De acordo com a família, alguns médicos definem os sintomas como característicos de Alzheimer, doença que atinge cerca de um milhão de brasileiros atualmente. Ela geralmente se manifesta com a perda de memória, dificuldade em articular palavras e executar atividades do dia a dia e evolui para alterações de comportamento.
“Meu pai começou a esquecer das coisas, a ficar paralisado diante do tempo e do espaço. Lembro de todo esse início, das idas aos inúmeros profissionais de saúde, de quando começou a esquecer como se escrevia o nome dele, de tudo. Lembro também do choro dele durante muitas noites, porque começou a ficar com depressão. Ele sabia que estava doente”.
“Nas manhãs seguintes, eu ia trabalhar com o choro dele na mente e tinha que aguentar firme, pra ninguém notar o que eu estava enfrentando”, contou a arquiteta Renata Morais, de 39 anos.
Após episódios de broncopneumonia e engasgo, o professor aposentado passou por sucessivas internações e procedimentos cirúrgicos de traqueostomia e gastrostomia, incisões que auxiliam pacientes no processo respiratório e nutricional.
Nos dias atuais, Herbert recebe visitas diárias de enfermeiros e técnicos de enfermagem, fonoaudiólogos, fisioterapeutas e nutricionistas.
“A lógica dos cuidados se inverteu. Estávamos diante do nosso pai acamado, totalmente restrito ao leito e muito ‘invadido’ por dispositivos que o mantém vivo”, disse Herb Filho.
Apesar das dificuldades e limitações físicas impostas pela doença, os filhos buscam oferecer qualidade de vida ao pai. E não poupam elogios à mãe, Margarida, casada há 40 anos com Herbert.
Hoje, o professor se comunica com a família por meio do olhar e do sorriso.
“Ele ainda se comunica com a gente com os olhos. Sorri, escorre uma lágrima! Somente com minha mãe, minha irmã e eu, ele dá esse feedback. Em meio a esse turbilhão de emoções tem uma rocha, uma fortaleza chamada Margarida. A gente deve a vida dele ao minucioso cuidado que ela tem diariamente. É o amor mais lindo que vejo“, afirmou Herb.

------------

**VERIFIQUE SUA COMPREENSÃO:**
[1] Por favor, indique se cada afirmação concorda com o texto sobre a doença do professor Herbert, respondendo sim ou não e citando literalmente as palavras do texto que decidem a questão. (a) O professor se comunica com a família por meio do olhar e do sorriso. (b) Herbert e Margarida são casados há 30 anos. (c) Herbert recebe visitas semanais de profissionais de saúde.
[2] Dê a continuação do texto sobre a doença do professor Herbert, começando logo após a última frase apresentada.
Não é preciso consultar os registros.

------------

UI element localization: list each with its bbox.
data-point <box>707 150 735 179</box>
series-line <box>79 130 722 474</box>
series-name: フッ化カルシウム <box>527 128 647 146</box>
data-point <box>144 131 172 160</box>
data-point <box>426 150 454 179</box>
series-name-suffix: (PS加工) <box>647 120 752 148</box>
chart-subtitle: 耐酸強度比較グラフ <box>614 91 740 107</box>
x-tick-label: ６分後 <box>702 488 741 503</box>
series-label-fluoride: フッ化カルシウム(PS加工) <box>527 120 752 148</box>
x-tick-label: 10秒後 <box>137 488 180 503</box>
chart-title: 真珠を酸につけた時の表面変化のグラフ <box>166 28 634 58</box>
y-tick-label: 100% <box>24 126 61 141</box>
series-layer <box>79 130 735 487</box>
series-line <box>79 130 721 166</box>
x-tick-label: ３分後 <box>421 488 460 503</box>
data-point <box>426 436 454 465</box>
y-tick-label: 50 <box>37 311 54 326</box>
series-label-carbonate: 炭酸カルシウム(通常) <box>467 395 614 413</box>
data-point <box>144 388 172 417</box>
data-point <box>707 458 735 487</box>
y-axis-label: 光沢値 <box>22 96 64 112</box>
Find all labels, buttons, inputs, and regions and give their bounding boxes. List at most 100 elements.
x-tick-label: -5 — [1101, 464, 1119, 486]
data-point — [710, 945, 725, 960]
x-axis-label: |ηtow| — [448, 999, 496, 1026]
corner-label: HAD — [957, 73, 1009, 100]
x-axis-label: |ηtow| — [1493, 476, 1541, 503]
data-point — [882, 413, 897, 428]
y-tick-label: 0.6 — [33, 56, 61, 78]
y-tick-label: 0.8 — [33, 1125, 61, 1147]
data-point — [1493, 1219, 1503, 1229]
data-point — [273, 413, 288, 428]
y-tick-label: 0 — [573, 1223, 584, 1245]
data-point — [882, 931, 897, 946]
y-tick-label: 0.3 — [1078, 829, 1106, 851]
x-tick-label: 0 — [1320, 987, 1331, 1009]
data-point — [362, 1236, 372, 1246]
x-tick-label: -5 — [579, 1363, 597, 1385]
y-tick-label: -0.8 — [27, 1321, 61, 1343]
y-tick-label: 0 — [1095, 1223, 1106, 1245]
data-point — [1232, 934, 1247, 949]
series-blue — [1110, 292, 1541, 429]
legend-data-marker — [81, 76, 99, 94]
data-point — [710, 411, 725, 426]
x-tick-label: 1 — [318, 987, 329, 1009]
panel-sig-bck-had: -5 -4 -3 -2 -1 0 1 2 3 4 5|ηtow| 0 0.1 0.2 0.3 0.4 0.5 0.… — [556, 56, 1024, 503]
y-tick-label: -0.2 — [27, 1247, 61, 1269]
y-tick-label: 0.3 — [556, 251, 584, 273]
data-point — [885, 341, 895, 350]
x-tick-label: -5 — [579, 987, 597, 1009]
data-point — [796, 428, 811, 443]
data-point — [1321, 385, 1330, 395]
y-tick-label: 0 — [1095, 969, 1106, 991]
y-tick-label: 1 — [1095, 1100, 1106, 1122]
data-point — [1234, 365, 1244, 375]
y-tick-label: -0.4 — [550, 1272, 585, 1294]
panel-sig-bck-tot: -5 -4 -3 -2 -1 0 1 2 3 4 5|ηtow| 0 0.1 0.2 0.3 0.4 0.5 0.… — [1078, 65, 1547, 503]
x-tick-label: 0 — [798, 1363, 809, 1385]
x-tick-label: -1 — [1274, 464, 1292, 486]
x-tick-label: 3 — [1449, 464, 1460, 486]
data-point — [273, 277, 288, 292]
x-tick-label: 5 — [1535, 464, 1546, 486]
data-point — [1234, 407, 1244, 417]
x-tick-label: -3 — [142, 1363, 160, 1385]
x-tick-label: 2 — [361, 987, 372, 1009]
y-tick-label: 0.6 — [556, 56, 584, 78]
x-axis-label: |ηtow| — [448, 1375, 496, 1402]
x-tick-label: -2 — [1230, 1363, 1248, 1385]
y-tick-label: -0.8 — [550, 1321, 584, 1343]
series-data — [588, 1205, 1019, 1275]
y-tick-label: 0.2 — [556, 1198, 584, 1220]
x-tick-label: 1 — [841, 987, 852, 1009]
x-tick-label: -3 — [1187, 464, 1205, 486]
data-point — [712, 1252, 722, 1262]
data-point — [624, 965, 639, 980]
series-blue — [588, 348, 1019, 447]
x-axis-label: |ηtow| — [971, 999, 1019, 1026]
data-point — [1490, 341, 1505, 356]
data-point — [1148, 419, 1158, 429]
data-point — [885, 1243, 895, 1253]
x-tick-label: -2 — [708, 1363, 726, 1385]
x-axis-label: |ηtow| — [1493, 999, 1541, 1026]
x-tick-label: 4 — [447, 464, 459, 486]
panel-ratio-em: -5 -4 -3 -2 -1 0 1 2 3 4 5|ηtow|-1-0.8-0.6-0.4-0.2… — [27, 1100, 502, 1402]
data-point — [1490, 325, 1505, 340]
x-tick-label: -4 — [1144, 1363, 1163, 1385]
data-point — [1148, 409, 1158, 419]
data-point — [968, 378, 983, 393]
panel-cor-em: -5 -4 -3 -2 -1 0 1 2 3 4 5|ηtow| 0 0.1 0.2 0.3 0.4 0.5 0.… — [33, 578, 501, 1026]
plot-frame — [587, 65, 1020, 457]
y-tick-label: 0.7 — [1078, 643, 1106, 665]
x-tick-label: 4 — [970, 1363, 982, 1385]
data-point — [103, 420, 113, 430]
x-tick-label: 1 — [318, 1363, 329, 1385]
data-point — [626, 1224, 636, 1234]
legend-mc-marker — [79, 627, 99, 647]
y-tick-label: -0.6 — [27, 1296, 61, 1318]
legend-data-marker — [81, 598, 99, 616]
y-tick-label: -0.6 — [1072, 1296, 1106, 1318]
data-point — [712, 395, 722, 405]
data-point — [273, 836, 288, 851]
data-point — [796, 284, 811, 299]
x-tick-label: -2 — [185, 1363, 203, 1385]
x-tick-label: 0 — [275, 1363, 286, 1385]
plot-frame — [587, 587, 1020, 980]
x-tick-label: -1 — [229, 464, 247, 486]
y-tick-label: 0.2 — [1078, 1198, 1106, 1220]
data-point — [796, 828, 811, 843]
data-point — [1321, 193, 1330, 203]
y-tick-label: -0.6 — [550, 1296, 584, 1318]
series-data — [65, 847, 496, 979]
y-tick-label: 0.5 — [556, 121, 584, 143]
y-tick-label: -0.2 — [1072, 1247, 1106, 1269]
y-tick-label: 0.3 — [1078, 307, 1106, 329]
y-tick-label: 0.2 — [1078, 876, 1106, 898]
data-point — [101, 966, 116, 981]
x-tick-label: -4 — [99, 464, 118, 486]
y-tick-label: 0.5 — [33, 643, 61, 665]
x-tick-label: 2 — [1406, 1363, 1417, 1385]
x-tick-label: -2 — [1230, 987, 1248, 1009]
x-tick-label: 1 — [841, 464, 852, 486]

------------

**RESPOSTAS POR TAREFA:**
[1]
(a) Sim: "Hoje, o professor se comunica com a família por meio do olhar e do sorriso."
(b) Não: "casada há 40 anos com Herbert".
(c) Não: "Herbert recebe visitas diárias".

[2]
“Mesmo que pra medicina ele não tenha mais consciência, a gente ainda se comunica com ele. A gente se reveza nos cuidados, não como uma obrigação, mas naturalmente, como aprendi vendo-o e minha mãe cuidarem tão bem de seus pais. Meu pai não tem mais sua consciência plena, porém sinto a proteção e o amor dele em seus olhos”, explicou Renata.
“Ele não consegue mais me chamar de filha, a coisa que tenho mais saudade, a minha melhor memória, mas, embora ele não possa falar, ele sempre vai poder ouvir que ele continua sendo meu grande pai”, acrescentou.
A voz, o abraço e a intensidade de momentos simples com o ente querido fazem falta. Mas as lembranças, geralmente, oferecem conforto.
“As primeiras lembranças que tenho é ele amarrando meus cadarços pra eu ir pra escola. Como professor, sempre incentivando, à maneira dele, nossos estudos, reforçando que era o melhor que ele podia dar. Era do tipo de se fantasiar no carnaval. Tenho muito orgulho de ter crescido num ambiente super eclético, graças a ele. Tinha de tudo, de Pinduca, Jimmy Cliff a É o Tchan. Só depois de adulto me dei conta das maravilhas que ele fez por nós”, relatou Herb.
“Reencontrei um amigo dele que lembrava de mim e relatou que às vezes o convidava para jogarem bola e depois se reunirem com outros amigos. Meu pai, comigo em seus braços, dizia que não podia, pois tinha que cuidar de mim. Essa história já me faz entrar naquele clichê ‘meu pai, meu herói’, um dos mais doces e que gosto de ecoar”, completou Renata.